START Exercise material
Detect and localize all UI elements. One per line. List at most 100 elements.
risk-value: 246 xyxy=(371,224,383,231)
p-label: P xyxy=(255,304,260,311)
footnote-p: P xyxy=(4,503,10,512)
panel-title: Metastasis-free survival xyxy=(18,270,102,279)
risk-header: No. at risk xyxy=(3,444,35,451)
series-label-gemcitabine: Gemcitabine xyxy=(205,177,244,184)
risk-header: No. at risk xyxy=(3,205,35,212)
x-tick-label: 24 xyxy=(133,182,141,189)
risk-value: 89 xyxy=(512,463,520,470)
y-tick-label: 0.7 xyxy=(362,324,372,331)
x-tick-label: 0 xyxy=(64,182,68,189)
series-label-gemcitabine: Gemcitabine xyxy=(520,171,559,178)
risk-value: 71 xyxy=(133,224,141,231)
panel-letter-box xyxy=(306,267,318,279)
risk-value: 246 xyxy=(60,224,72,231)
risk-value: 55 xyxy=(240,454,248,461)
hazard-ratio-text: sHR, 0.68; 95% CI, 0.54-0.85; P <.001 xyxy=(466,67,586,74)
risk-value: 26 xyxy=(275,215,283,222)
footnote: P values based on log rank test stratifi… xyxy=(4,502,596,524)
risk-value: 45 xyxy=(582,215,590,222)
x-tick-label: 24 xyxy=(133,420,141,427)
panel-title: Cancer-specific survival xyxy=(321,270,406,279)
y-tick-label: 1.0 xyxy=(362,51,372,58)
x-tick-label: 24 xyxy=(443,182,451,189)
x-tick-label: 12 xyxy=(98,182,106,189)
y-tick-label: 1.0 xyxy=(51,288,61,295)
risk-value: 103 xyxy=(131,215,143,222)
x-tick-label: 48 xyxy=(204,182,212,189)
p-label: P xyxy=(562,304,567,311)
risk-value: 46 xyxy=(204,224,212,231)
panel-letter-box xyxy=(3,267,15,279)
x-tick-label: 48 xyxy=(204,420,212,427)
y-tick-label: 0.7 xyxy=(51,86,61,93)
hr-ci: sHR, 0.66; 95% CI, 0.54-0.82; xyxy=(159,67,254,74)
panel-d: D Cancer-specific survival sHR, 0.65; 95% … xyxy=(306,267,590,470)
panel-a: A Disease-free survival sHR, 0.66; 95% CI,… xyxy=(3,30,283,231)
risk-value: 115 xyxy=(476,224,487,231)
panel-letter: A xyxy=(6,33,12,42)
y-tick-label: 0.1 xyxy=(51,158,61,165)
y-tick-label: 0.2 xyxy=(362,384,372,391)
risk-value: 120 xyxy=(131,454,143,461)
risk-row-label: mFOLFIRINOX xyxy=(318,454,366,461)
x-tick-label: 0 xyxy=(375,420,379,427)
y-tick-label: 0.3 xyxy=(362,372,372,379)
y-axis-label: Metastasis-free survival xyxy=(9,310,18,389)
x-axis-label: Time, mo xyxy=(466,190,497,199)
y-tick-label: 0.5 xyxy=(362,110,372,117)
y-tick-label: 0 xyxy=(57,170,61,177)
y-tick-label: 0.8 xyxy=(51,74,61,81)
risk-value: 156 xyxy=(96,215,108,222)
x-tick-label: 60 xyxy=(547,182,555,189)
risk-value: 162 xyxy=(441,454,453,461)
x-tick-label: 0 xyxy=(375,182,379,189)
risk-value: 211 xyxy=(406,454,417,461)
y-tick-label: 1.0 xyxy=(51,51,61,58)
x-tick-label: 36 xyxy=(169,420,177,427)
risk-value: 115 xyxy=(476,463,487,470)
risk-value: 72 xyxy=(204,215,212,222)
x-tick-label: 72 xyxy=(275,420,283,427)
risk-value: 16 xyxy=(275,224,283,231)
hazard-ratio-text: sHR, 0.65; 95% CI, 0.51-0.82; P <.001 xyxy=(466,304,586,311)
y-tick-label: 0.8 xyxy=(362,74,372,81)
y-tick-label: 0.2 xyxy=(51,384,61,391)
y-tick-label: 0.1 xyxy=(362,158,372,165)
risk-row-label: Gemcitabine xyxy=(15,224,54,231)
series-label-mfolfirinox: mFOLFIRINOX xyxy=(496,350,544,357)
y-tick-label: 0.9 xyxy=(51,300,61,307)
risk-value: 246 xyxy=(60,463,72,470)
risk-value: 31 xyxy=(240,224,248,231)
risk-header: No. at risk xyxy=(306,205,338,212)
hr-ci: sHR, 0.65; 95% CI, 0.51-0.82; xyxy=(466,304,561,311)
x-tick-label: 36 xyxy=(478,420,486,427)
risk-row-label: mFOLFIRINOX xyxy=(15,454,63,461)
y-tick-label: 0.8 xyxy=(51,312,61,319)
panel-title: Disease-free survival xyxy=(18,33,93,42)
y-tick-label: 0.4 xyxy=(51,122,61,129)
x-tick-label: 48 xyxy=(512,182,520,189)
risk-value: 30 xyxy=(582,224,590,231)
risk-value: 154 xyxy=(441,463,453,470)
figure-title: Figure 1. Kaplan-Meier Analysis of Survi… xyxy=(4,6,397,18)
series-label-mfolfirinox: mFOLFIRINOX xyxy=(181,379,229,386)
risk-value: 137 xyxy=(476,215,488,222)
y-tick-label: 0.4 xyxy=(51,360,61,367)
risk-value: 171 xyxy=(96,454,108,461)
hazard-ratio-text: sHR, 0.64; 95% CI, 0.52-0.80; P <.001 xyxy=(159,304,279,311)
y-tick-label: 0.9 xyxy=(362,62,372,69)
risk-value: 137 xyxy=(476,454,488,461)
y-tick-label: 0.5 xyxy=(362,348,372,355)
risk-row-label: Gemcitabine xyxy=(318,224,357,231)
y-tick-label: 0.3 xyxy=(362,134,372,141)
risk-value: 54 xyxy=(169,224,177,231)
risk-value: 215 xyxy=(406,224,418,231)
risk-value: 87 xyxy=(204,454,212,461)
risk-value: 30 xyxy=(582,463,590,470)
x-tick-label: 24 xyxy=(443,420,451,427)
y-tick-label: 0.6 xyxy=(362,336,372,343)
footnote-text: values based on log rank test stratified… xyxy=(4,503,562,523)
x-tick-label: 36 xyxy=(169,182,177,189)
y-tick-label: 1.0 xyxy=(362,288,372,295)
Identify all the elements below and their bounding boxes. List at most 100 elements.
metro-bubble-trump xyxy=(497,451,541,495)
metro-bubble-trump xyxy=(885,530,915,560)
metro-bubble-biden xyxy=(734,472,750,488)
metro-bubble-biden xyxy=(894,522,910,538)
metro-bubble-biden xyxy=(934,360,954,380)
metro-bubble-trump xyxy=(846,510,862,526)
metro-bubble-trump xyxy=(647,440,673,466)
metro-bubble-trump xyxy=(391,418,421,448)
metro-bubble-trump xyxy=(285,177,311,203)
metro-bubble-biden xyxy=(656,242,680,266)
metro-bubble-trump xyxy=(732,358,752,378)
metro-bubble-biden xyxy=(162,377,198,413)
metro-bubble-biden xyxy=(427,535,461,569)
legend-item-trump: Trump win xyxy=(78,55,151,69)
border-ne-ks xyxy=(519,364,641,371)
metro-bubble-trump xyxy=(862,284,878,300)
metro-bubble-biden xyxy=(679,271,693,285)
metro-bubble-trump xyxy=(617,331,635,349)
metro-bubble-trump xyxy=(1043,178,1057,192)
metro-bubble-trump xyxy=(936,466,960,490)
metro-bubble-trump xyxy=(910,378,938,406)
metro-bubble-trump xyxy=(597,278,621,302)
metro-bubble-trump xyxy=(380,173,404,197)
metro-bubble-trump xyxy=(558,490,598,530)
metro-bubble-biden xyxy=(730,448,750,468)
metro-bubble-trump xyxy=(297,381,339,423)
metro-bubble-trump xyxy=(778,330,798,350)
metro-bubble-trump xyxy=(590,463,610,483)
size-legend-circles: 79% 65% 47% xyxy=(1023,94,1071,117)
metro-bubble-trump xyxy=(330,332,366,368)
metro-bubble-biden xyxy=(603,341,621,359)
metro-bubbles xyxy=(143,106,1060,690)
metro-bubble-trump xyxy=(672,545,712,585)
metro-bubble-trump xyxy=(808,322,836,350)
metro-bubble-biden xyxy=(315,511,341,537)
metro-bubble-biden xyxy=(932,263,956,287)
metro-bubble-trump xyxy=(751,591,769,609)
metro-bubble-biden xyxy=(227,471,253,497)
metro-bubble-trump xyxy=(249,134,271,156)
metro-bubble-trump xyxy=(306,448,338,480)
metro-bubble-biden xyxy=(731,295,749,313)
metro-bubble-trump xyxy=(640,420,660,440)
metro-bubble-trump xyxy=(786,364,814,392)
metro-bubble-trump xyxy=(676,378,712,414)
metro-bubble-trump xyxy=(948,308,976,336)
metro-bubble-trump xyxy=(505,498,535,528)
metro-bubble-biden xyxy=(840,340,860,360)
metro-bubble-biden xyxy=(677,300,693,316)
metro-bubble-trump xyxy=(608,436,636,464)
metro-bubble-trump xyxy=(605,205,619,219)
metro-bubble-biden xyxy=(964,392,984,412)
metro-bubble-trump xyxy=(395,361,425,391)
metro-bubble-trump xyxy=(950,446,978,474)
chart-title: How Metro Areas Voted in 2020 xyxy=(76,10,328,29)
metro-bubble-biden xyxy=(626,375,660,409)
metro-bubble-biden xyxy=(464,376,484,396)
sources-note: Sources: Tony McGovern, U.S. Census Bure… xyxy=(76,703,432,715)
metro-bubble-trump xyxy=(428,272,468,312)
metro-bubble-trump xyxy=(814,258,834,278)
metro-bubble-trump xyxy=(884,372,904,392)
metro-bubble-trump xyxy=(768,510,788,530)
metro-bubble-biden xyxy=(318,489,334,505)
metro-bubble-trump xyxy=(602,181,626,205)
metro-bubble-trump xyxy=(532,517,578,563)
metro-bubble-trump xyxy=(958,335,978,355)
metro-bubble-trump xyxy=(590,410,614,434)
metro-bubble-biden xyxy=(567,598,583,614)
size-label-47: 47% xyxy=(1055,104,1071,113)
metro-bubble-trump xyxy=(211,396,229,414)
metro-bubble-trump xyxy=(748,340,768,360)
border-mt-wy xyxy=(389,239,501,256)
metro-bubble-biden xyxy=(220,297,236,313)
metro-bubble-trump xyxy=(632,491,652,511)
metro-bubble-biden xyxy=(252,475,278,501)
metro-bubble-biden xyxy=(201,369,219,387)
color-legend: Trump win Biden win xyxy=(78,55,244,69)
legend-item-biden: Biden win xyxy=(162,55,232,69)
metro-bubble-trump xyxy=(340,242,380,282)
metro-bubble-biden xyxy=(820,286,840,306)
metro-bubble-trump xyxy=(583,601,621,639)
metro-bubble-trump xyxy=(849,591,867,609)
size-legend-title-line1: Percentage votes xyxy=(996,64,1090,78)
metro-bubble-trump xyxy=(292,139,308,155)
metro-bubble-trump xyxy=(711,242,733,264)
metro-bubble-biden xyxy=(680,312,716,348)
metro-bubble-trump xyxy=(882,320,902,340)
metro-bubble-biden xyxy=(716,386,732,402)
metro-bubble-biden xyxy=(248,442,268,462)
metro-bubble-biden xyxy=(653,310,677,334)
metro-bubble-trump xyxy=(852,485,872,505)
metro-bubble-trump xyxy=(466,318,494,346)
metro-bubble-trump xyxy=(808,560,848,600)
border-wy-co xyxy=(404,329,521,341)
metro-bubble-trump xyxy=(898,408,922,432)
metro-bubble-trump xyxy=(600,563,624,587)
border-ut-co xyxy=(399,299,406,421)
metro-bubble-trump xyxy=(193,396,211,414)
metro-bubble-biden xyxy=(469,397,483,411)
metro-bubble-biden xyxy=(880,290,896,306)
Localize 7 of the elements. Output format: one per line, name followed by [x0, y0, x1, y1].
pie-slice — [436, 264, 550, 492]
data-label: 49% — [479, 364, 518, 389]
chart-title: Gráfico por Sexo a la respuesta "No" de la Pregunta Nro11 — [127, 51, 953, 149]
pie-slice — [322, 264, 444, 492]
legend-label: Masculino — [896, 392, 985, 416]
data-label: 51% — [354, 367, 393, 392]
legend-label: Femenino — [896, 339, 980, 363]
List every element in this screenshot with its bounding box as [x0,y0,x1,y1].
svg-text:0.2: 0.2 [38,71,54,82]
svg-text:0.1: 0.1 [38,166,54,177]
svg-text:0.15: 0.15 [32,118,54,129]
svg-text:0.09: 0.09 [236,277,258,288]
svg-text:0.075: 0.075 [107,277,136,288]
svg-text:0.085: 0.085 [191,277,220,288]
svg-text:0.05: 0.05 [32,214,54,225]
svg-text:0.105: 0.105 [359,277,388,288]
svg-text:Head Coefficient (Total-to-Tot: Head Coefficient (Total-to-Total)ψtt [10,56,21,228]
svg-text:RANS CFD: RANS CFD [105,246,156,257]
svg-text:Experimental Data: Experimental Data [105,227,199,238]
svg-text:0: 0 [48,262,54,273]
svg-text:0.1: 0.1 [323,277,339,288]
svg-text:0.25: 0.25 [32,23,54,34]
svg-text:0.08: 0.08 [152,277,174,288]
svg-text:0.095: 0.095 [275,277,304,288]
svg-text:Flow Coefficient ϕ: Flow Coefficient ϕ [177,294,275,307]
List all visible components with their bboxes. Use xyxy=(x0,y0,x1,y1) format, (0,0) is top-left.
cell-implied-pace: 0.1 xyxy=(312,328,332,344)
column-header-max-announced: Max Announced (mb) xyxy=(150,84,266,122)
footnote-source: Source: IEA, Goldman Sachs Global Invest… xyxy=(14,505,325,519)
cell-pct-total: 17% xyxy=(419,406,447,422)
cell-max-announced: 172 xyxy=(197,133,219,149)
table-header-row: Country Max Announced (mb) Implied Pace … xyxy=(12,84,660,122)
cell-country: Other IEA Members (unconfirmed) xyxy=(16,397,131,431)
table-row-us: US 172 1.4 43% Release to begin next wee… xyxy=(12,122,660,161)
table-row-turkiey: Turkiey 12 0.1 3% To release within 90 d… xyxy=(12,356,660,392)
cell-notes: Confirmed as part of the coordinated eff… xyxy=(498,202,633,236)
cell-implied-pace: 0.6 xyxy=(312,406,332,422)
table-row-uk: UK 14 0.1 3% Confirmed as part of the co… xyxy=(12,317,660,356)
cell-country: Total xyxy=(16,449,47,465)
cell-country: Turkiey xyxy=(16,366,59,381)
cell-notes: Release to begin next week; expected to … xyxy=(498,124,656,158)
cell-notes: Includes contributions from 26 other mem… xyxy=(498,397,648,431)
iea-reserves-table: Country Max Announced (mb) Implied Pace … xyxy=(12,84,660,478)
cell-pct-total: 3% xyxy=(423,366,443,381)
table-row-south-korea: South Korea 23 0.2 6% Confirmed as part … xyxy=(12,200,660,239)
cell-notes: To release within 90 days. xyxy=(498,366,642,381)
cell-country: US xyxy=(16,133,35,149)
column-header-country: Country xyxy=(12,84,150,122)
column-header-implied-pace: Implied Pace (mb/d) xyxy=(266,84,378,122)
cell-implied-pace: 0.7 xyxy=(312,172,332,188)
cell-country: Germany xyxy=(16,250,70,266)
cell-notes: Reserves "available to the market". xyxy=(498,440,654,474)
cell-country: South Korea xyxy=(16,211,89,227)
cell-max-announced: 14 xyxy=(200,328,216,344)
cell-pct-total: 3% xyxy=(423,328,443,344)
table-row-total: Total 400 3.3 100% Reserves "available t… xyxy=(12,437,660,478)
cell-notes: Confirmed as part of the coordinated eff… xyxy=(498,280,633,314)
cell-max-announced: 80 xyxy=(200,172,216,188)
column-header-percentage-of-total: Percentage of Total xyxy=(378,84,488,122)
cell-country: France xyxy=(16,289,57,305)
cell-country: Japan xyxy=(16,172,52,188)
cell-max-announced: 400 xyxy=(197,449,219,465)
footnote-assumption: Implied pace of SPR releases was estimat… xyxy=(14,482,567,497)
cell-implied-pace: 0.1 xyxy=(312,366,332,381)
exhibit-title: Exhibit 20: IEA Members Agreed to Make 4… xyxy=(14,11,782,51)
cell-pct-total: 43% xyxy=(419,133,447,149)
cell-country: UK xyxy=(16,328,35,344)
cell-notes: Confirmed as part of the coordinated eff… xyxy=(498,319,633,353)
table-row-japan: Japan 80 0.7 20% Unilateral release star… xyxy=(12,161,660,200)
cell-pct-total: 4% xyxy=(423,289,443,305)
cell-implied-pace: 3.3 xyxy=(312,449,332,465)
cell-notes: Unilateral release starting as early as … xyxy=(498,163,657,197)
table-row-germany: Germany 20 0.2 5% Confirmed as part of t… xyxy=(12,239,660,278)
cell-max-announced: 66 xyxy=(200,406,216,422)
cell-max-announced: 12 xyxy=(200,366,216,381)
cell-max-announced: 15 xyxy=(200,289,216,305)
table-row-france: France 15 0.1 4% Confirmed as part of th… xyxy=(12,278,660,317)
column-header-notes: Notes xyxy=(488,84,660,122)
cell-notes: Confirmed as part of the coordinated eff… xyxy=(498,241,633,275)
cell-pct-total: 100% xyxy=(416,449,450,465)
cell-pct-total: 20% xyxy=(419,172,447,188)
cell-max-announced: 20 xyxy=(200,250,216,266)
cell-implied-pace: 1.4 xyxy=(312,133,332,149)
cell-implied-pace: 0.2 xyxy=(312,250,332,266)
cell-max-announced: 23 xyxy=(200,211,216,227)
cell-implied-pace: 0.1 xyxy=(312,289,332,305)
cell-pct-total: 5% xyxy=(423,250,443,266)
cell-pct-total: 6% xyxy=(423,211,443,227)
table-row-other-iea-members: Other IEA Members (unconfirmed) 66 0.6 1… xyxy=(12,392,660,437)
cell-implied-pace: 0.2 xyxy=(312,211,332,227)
END Exercise material
Task to complete —
Write out the records verbatim, starting with the first line and going on through the line with "x-tick-label: 0 xyxy=(375,420,379,427)", both ends included.

Finished exercise —
Detect and localize all UI elements. One per line. List at most 100 elements.
risk-value: 246 xyxy=(371,224,383,231)
p-label: P xyxy=(255,304,260,311)
footnote-p: P xyxy=(4,503,10,512)
panel-title: Metastasis-free survival xyxy=(18,270,102,279)
risk-header: No. at risk xyxy=(3,444,35,451)
series-label-gemcitabine: Gemcitabine xyxy=(205,177,244,184)
risk-header: No. at risk xyxy=(3,205,35,212)
x-tick-label: 24 xyxy=(133,182,141,189)
risk-value: 89 xyxy=(512,463,520,470)
y-tick-label: 0.7 xyxy=(362,324,372,331)
x-tick-label: 0 xyxy=(64,182,68,189)
series-label-gemcitabine: Gemcitabine xyxy=(520,171,559,178)
risk-value: 71 xyxy=(133,224,141,231)
panel-letter-box xyxy=(306,267,318,279)
risk-value: 246 xyxy=(60,224,72,231)
risk-value: 55 xyxy=(240,454,248,461)
hazard-ratio-text: sHR, 0.68; 95% CI, 0.54-0.85; P <.001 xyxy=(466,67,586,74)
risk-value: 26 xyxy=(275,215,283,222)
footnote: P values based on log rank test stratifi… xyxy=(4,502,596,524)
risk-value: 45 xyxy=(582,215,590,222)
x-tick-label: 24 xyxy=(133,420,141,427)
panel-title: Cancer-specific survival xyxy=(321,270,406,279)
y-tick-label: 1.0 xyxy=(362,51,372,58)
x-tick-label: 24 xyxy=(443,182,451,189)
x-tick-label: 12 xyxy=(98,182,106,189)
y-tick-label: 1.0 xyxy=(51,288,61,295)
risk-value: 103 xyxy=(131,215,143,222)
x-tick-label: 48 xyxy=(204,182,212,189)
p-label: P xyxy=(562,304,567,311)
risk-value: 46 xyxy=(204,224,212,231)
panel-letter-box xyxy=(3,267,15,279)
x-tick-label: 48 xyxy=(204,420,212,427)
y-tick-label: 0.7 xyxy=(51,86,61,93)
hr-ci: sHR, 0.66; 95% CI, 0.54-0.82; xyxy=(159,67,254,74)
panel-d: D Cancer-specific survival sHR, 0.65; 95% … xyxy=(306,267,590,470)
panel-a: A Disease-free survival sHR, 0.66; 95% CI,… xyxy=(3,30,283,231)
risk-value: 115 xyxy=(476,224,487,231)
panel-letter: A xyxy=(6,33,12,42)
y-tick-label: 0.1 xyxy=(51,158,61,165)
y-tick-label: 0.2 xyxy=(362,384,372,391)
risk-value: 120 xyxy=(131,454,143,461)
risk-row-label: mFOLFIRINOX xyxy=(318,454,366,461)
x-tick-label: 0 xyxy=(375,420,379,427)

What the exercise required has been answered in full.